#### [WHAT THE TASK REQUIRES]
Locate the lines where "more" occurs and copy them as they stand.

#### [RECORDED INFORMATION]
[START]

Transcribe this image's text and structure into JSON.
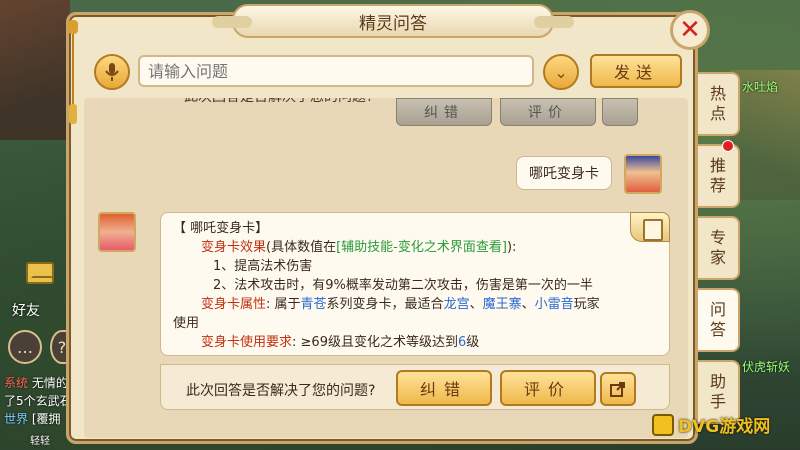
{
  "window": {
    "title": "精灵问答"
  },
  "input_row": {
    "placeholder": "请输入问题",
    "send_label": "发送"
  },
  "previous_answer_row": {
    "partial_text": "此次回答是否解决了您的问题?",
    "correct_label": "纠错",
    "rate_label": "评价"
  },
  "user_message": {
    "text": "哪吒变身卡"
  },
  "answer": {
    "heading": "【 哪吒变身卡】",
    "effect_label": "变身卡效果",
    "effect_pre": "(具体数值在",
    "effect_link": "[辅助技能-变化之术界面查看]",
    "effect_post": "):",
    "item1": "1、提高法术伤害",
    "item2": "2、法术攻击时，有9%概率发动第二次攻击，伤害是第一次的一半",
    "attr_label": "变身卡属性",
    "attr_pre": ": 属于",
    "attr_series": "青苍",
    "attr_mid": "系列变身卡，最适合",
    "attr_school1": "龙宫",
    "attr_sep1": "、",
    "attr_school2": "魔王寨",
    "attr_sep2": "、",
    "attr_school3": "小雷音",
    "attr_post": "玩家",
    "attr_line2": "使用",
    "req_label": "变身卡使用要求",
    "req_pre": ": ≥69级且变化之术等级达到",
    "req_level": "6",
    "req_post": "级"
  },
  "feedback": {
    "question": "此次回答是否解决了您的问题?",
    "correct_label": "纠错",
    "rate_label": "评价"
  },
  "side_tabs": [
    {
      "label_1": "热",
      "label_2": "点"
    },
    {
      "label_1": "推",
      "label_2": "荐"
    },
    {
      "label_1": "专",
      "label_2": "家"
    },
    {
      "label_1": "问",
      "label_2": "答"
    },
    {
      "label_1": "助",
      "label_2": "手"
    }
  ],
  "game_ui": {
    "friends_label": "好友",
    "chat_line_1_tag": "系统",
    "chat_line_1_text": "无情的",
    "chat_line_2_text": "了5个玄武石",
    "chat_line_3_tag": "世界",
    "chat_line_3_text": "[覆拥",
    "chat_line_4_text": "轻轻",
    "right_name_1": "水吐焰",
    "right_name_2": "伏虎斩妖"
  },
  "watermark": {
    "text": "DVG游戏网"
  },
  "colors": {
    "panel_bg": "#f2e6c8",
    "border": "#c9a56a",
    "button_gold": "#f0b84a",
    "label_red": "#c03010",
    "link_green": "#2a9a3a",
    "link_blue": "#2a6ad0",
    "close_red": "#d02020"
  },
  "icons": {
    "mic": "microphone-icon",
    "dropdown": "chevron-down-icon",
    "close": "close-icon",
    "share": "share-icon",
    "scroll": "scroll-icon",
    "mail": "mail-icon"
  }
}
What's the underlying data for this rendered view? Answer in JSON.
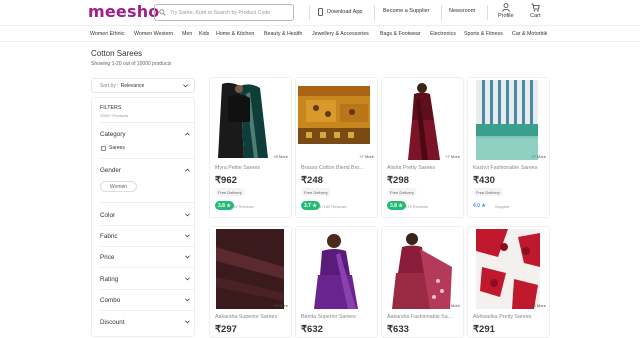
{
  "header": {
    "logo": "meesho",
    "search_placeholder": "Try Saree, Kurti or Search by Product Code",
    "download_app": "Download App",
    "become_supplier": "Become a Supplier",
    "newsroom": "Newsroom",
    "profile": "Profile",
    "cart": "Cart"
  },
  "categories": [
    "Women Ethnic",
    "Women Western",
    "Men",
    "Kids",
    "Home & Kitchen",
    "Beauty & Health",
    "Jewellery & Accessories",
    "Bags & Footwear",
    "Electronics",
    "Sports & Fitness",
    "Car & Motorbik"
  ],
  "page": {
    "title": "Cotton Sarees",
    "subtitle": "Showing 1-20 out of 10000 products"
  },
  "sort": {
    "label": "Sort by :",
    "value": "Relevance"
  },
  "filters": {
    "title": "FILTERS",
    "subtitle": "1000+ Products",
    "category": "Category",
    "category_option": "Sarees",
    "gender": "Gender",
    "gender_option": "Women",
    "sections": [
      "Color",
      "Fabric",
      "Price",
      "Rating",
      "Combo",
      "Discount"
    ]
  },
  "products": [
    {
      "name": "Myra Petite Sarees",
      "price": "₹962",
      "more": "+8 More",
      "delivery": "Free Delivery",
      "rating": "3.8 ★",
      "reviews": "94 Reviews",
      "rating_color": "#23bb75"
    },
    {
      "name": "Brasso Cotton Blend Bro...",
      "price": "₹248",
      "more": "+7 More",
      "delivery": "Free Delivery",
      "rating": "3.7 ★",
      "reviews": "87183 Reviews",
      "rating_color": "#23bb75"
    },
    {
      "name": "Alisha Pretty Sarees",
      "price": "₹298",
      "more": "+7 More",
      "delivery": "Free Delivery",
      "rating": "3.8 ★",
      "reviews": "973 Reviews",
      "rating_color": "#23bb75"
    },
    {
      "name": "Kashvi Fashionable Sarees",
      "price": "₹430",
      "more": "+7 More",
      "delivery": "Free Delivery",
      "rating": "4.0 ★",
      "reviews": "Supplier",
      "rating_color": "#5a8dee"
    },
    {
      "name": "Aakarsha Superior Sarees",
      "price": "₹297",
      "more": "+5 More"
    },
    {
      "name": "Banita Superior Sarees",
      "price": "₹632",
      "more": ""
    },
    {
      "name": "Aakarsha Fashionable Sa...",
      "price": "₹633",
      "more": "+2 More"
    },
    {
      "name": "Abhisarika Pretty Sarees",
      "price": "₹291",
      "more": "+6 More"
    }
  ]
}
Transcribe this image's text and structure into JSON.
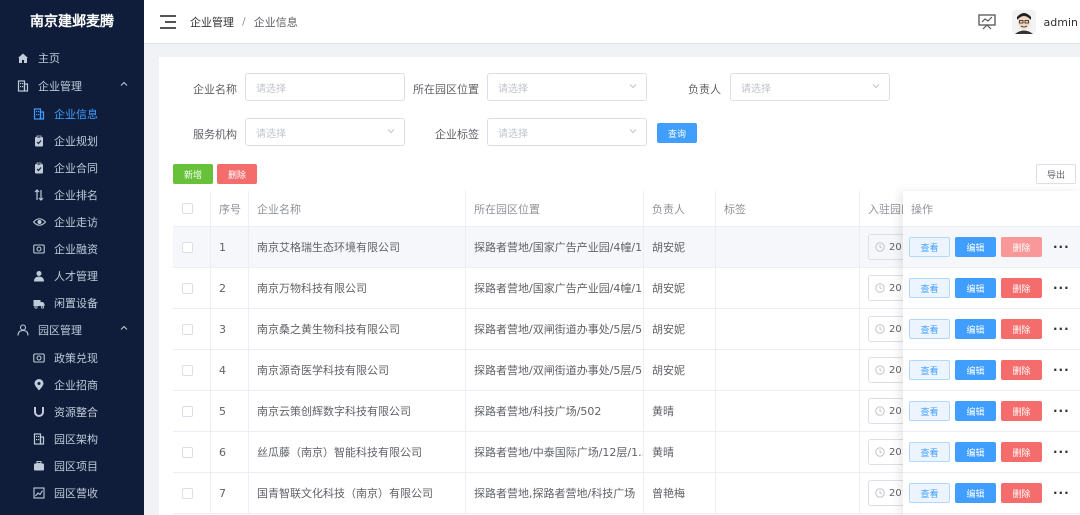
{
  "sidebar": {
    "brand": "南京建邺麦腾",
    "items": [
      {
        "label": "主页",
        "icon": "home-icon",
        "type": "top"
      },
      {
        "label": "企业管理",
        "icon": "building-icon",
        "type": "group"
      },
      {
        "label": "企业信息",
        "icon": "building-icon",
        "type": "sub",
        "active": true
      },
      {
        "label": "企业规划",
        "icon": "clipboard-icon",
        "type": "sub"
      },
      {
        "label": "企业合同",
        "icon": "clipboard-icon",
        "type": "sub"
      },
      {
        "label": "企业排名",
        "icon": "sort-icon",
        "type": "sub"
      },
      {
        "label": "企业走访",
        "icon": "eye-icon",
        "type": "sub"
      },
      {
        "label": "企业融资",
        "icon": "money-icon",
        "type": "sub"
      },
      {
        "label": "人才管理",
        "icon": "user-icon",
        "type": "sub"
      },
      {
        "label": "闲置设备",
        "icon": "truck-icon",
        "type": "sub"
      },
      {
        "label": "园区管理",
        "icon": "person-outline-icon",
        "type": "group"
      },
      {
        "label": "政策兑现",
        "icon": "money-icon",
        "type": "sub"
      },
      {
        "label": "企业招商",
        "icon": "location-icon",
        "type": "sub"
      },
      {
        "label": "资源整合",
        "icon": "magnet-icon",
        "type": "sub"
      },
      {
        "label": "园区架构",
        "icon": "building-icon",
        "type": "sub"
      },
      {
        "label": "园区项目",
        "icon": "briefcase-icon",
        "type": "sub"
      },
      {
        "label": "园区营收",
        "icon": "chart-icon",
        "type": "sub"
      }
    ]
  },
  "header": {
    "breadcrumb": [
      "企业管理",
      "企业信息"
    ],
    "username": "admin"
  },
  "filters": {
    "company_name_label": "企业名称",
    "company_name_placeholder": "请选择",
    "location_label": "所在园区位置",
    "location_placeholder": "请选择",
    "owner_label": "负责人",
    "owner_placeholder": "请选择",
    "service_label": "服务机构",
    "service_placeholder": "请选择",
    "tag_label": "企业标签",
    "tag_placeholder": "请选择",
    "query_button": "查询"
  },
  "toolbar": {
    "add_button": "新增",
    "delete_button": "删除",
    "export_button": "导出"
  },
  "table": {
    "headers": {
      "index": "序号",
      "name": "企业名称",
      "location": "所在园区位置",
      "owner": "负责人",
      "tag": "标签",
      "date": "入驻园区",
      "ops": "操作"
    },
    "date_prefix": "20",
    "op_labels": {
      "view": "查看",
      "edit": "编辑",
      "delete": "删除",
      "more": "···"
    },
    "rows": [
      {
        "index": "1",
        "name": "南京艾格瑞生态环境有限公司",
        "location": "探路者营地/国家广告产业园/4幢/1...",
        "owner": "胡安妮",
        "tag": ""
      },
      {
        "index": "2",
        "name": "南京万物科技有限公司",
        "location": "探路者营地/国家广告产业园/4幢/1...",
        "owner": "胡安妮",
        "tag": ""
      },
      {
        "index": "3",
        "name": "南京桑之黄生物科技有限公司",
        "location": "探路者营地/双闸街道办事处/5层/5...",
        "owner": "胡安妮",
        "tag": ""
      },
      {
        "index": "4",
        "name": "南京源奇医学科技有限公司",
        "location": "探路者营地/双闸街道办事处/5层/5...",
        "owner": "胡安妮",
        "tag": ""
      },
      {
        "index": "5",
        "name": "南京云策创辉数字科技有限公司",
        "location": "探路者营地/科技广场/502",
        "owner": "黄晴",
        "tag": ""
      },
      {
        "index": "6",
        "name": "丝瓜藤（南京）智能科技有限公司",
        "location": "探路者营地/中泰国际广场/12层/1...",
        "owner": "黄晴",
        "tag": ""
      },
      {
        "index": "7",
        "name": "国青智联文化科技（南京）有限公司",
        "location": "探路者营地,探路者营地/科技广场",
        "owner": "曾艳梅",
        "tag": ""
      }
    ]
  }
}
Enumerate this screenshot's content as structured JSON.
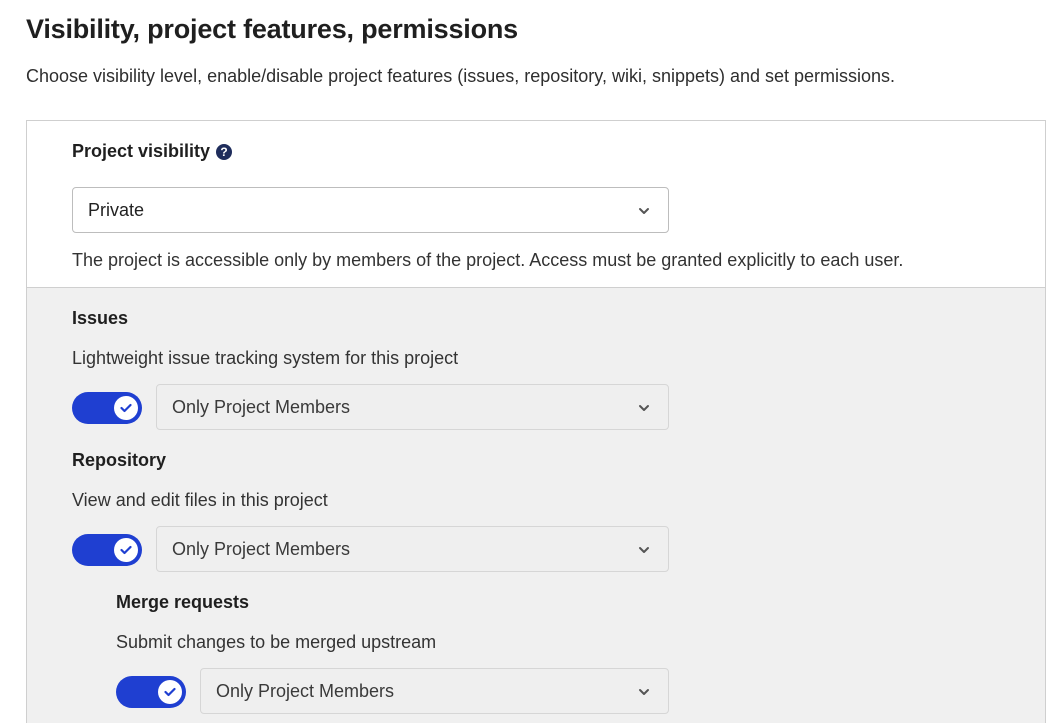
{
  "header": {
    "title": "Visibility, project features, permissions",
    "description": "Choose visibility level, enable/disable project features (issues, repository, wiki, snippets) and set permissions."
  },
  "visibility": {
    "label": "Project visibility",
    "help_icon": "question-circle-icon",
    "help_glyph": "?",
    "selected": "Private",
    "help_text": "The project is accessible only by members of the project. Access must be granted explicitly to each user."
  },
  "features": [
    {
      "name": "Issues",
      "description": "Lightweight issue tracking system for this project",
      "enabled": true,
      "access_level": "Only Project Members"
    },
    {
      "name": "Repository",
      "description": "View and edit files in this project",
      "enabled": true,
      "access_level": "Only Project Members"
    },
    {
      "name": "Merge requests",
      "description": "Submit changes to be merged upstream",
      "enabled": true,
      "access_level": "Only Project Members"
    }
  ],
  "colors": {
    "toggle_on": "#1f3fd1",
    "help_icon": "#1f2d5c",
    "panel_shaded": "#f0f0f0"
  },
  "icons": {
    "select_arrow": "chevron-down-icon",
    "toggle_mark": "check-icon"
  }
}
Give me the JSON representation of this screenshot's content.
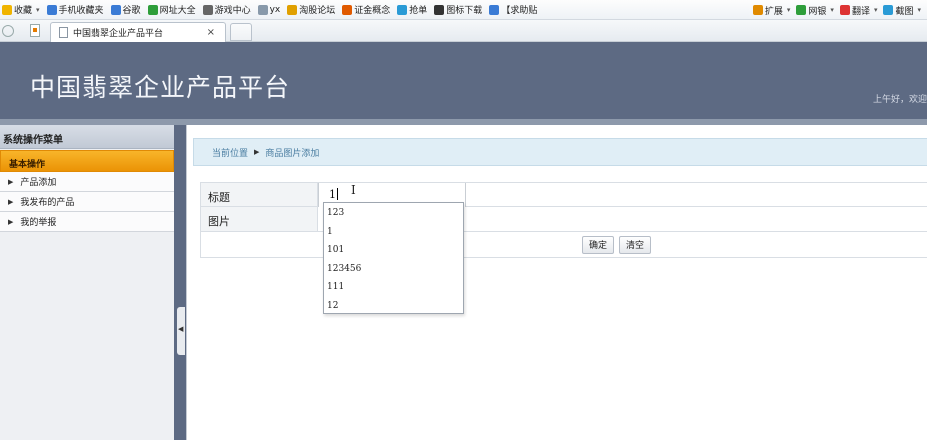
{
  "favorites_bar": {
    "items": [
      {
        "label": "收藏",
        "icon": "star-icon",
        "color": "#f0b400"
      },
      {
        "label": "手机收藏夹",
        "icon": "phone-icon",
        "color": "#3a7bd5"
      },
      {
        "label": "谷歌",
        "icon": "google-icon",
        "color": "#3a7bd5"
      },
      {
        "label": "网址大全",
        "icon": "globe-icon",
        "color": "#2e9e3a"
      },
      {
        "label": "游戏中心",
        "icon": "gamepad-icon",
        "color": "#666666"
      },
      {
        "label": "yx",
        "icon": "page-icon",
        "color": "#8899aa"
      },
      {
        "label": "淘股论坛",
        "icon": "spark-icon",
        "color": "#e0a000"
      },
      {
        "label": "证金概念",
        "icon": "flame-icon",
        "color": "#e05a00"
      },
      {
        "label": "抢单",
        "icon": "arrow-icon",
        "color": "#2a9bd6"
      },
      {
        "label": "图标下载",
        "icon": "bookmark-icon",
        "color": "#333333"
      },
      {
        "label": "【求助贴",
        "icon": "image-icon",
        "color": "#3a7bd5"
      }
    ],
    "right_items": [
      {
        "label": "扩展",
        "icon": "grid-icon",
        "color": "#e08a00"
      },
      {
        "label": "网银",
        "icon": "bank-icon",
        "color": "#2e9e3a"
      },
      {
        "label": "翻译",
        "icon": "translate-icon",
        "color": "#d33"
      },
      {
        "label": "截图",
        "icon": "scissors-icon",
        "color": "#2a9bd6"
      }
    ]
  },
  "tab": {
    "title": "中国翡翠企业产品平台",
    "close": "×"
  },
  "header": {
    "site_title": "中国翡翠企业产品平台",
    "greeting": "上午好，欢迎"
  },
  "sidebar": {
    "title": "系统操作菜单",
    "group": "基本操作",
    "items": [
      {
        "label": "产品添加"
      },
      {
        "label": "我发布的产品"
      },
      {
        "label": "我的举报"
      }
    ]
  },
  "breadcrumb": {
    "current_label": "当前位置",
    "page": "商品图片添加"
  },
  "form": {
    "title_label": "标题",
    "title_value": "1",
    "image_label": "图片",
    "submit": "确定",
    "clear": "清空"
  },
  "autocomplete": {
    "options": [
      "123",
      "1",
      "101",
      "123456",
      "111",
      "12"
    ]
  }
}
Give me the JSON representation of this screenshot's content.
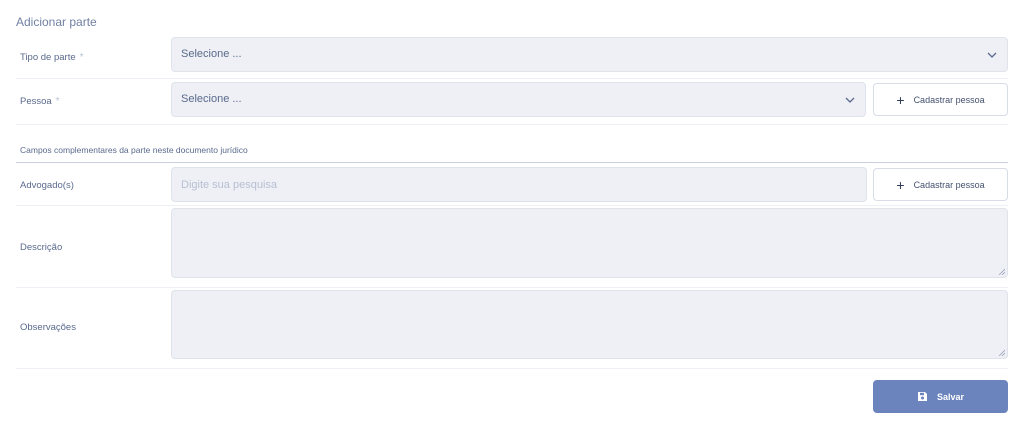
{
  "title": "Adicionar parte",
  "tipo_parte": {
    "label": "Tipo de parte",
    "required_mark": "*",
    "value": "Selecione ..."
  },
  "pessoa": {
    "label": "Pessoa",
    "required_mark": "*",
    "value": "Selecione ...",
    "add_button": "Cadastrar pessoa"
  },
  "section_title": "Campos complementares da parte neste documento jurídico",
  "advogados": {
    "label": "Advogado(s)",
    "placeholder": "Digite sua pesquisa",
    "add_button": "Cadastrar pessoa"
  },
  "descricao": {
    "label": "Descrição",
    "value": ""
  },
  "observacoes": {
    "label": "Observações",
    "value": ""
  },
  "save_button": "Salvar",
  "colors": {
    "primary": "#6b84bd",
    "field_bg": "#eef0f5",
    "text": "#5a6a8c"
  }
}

[END]

#### [COMPLETE RESPONSE]
      "more": "+8 More",
      "more": "+7 More",
      "more": "+7 More",
      "more": "+7 More",
      "more": "+5 More"
      "more": ""
      "more": "+2 More"
      "more": "+6 More"
      "more": "···"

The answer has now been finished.